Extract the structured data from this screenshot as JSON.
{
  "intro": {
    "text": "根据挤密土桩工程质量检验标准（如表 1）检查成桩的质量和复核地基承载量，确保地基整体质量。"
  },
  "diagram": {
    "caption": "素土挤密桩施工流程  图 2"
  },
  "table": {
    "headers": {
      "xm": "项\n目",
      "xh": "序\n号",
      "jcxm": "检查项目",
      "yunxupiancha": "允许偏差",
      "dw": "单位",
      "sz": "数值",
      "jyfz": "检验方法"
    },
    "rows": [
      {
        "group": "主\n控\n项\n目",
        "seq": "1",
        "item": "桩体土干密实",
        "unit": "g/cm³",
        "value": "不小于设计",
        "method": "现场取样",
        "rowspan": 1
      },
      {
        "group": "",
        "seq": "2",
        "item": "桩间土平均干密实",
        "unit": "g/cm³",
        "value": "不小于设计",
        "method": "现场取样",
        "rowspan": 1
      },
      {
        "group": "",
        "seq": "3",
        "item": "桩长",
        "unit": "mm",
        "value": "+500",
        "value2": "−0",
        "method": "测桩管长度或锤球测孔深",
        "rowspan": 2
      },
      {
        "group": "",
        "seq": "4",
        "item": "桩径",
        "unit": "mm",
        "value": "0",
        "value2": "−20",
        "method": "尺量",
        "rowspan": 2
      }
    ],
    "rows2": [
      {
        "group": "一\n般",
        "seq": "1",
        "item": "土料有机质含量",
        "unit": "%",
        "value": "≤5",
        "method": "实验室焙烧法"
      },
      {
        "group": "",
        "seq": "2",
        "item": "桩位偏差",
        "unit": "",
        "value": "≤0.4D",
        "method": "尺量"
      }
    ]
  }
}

### Given request
Recopy all the lines exactly as they appear.

### Final result
Extract the structured data from this screenshot as JSON.
{
  "intro": {
    "text": "根据挤密土桩工程质量检验标准（如表 1）检查成桩的质量和复核地基承载量，确保地基整体质量。"
  },
  "diagram": {
    "caption": "素土挤密桩施工流程  图 2"
  },
  "table": {
    "headers": {
      "xm": "项\n目",
      "xh": "序\n号",
      "jcxm": "检查项目",
      "yunxupiancha": "允许偏差",
      "dw": "单位",
      "sz": "数值",
      "jyfz": "检验方法"
    },
    "rows": [
      {
        "group": "主\n控\n项\n目",
        "seq": "1",
        "item": "桩体土干密实",
        "unit": "g/cm³",
        "value": "不小于设计",
        "method": "现场取样",
        "rowspan": 1
      },
      {
        "group": "",
        "seq": "2",
        "item": "桩间土平均干密实",
        "unit": "g/cm³",
        "value": "不小于设计",
        "method": "现场取样",
        "rowspan": 1
      },
      {
        "group": "",
        "seq": "3",
        "item": "桩长",
        "unit": "mm",
        "value": "+500",
        "value2": "−0",
        "method": "测桩管长度或锤球测孔深",
        "rowspan": 2
      },
      {
        "group": "",
        "seq": "4",
        "item": "桩径",
        "unit": "mm",
        "value": "0",
        "value2": "−20",
        "method": "尺量",
        "rowspan": 2
      }
    ],
    "rows2": [
      {
        "group": "一\n般",
        "seq": "1",
        "item": "土料有机质含量",
        "unit": "%",
        "value": "≤5",
        "method": "实验室焙烧法"
      },
      {
        "group": "",
        "seq": "2",
        "item": "桩位偏差",
        "unit": "",
        "value": "≤0.4D",
        "method": "尺量"
      }
    ]
  }
}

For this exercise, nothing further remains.